** START OF Material provided **

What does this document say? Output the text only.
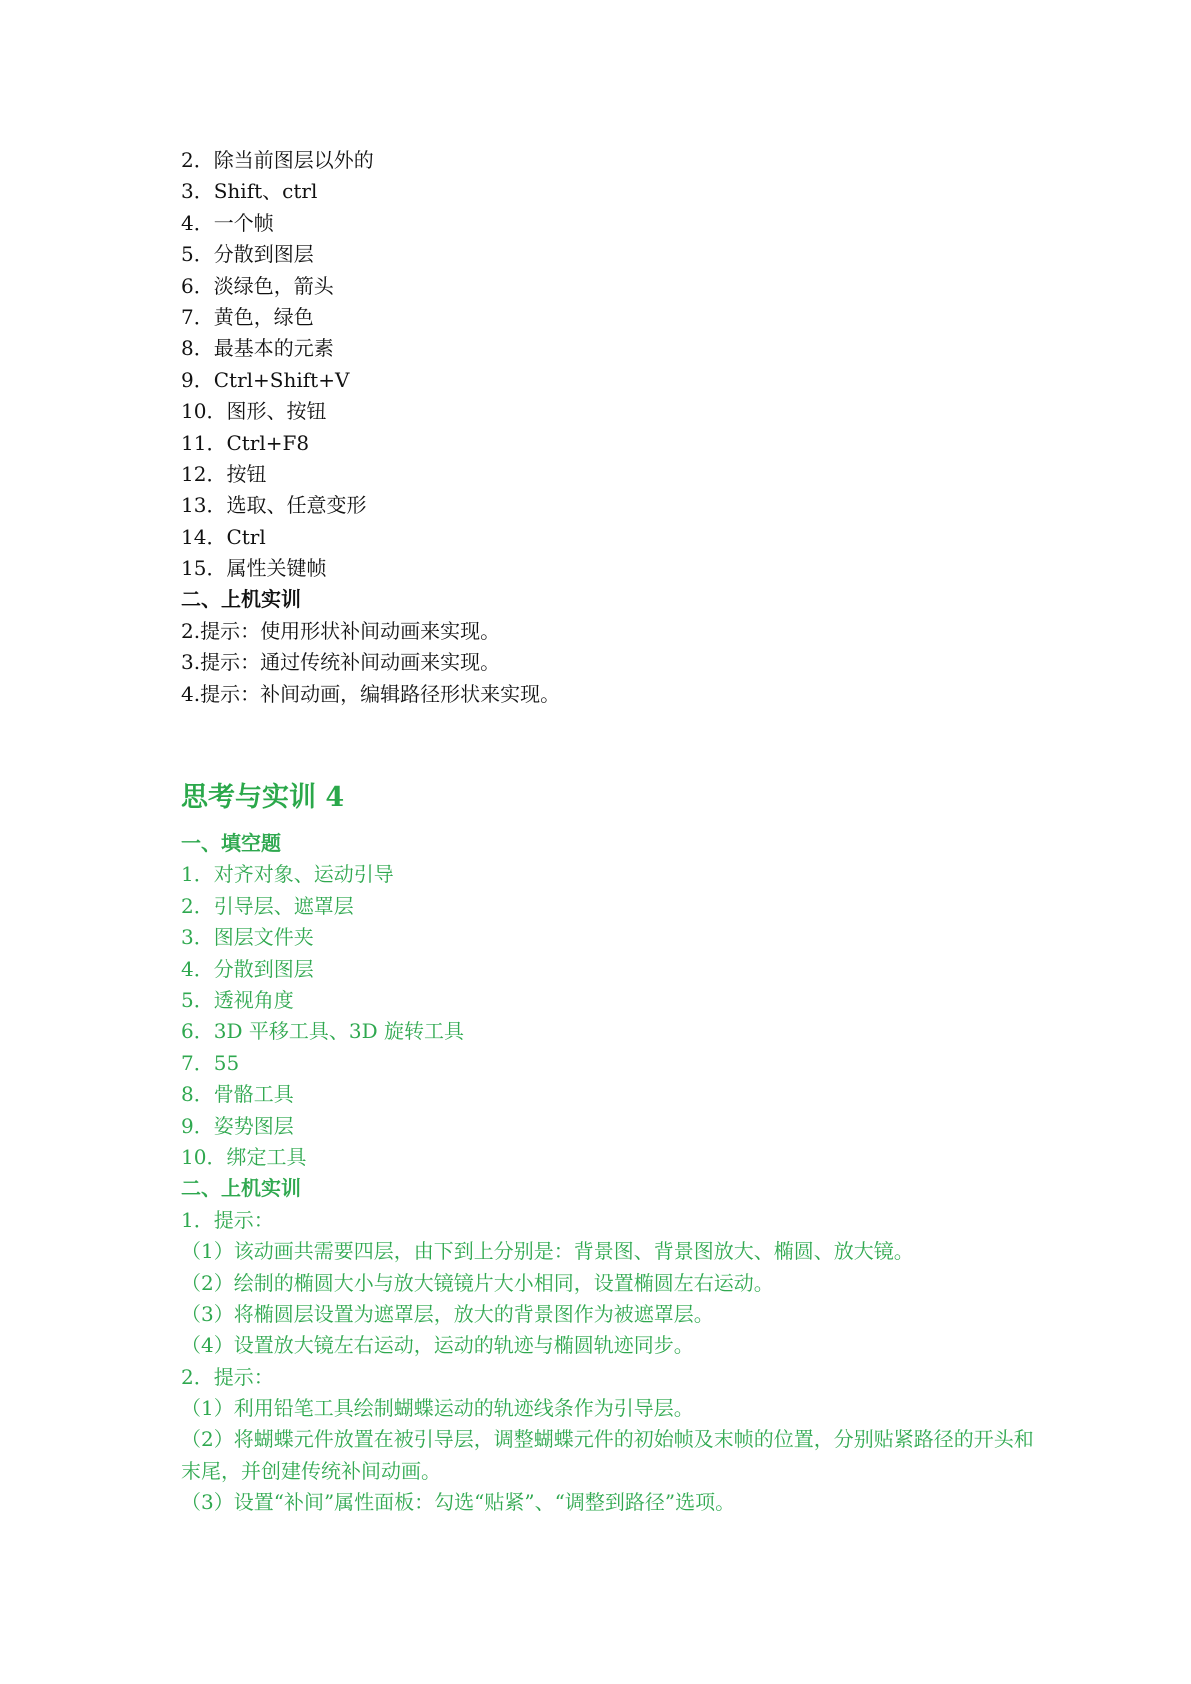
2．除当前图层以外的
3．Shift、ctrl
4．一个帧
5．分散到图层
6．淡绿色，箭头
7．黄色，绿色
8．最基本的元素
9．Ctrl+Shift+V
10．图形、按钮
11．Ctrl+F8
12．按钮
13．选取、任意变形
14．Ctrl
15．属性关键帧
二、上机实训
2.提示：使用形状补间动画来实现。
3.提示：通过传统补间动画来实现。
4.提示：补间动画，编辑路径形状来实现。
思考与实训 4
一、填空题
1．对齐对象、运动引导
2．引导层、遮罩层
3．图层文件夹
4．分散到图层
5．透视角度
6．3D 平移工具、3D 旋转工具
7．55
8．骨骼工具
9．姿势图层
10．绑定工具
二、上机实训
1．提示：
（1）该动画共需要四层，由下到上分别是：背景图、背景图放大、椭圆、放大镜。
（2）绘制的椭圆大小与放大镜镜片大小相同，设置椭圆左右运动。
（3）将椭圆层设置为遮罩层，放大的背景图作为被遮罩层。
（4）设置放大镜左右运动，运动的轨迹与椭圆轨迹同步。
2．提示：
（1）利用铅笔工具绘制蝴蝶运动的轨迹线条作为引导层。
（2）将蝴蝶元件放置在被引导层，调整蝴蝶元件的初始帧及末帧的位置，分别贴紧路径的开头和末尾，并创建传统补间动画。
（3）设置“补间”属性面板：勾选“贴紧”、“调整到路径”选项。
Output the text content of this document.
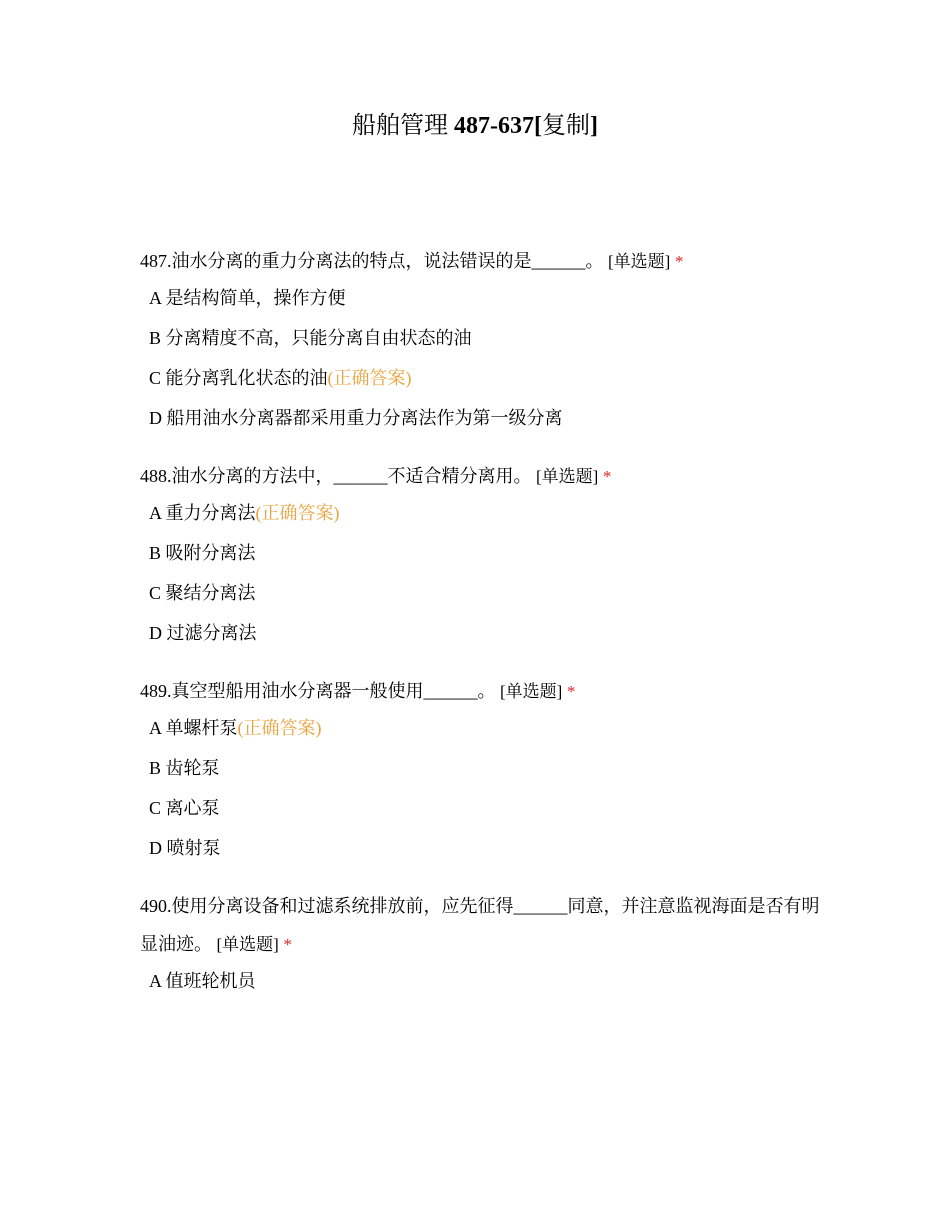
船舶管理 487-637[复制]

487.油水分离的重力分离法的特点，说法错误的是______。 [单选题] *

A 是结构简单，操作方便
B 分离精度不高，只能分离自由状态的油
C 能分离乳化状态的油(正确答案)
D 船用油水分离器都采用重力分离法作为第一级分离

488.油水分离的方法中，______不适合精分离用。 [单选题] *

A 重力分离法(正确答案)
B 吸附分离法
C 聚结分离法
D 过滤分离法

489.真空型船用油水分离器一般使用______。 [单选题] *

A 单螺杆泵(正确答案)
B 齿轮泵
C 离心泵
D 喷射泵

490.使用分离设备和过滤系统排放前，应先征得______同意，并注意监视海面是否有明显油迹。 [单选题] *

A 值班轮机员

** END OF Material provided **
** START OF Material provided **

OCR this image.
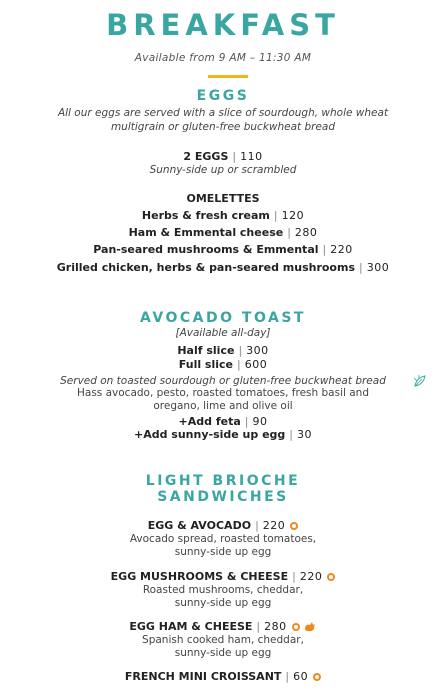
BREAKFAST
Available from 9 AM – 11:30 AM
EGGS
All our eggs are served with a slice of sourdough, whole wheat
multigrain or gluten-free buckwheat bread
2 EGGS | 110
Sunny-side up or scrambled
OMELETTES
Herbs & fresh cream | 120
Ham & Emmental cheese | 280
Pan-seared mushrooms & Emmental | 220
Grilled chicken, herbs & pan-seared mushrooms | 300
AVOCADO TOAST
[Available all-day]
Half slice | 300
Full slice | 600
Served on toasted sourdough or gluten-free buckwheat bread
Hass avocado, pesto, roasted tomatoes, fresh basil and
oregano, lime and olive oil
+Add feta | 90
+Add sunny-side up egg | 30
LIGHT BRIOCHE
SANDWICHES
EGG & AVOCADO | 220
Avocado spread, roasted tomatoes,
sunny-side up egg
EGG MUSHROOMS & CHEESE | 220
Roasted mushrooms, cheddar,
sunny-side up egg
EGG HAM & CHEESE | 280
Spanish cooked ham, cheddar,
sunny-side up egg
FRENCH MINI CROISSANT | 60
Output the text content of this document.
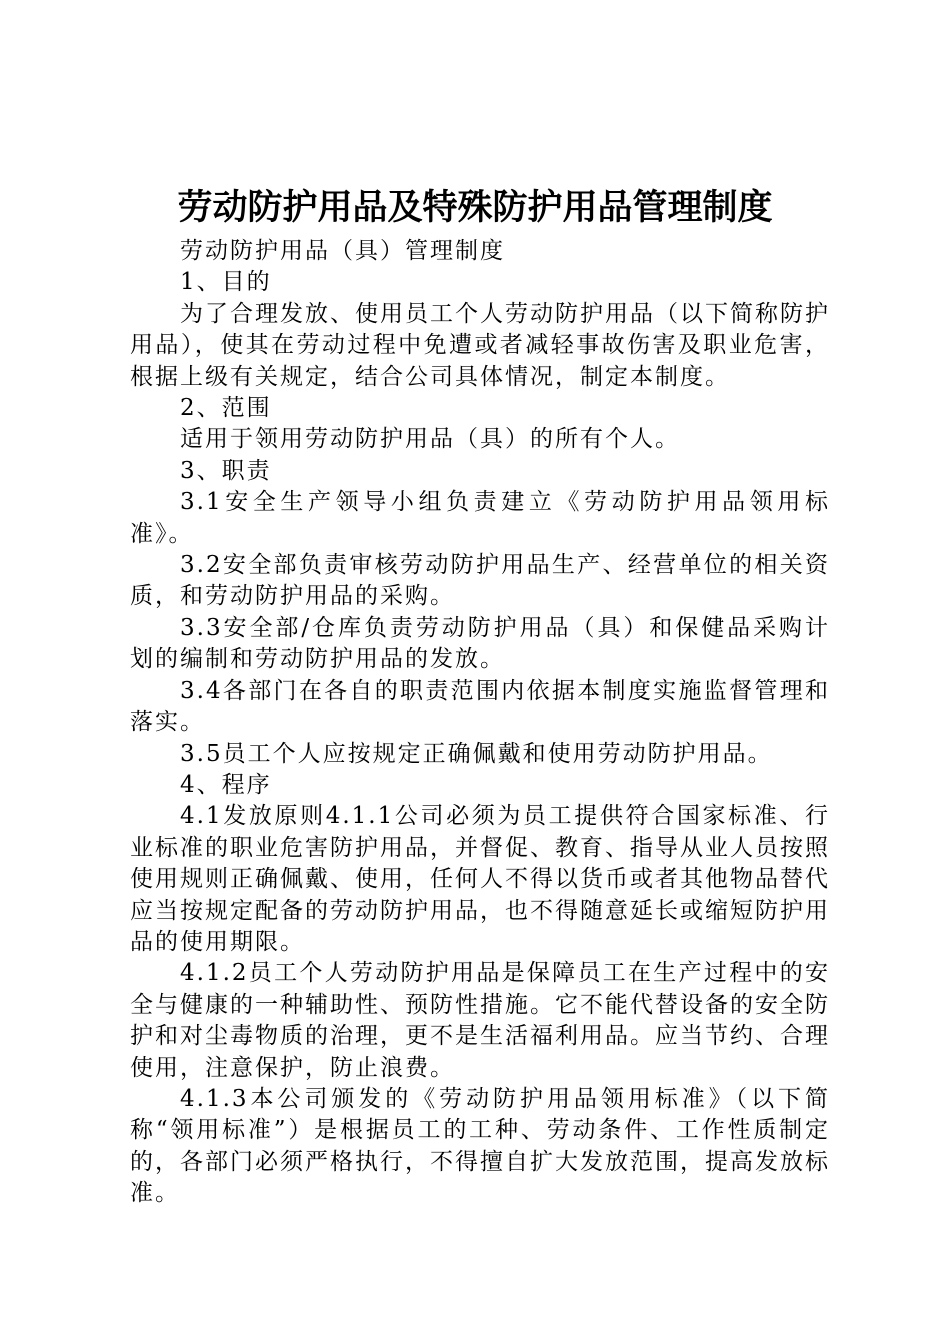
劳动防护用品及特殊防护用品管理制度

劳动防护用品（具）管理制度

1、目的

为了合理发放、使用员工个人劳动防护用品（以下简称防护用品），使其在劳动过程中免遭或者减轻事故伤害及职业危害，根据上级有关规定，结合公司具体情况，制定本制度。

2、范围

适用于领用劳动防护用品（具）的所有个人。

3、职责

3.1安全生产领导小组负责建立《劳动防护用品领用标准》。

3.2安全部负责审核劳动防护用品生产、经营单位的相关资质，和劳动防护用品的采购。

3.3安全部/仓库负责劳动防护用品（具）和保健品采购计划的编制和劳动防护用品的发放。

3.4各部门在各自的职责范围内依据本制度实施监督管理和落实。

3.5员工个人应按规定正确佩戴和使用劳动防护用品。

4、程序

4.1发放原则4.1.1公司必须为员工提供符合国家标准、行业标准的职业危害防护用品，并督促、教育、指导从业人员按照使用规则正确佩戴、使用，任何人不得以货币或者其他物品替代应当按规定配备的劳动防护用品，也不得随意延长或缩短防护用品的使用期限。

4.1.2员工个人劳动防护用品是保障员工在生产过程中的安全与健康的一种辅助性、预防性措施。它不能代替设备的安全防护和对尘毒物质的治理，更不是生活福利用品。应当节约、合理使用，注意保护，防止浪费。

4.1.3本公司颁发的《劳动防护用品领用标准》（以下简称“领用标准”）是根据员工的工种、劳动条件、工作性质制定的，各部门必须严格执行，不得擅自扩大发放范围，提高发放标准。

** END OF Material provided **

_Work to do_
Which lines contain the word "bread"? Copy each of them.

_Written solution_
multigrain or gluten-free buckwheat bread
Served on toasted sourdough or gluten-free buckwheat bread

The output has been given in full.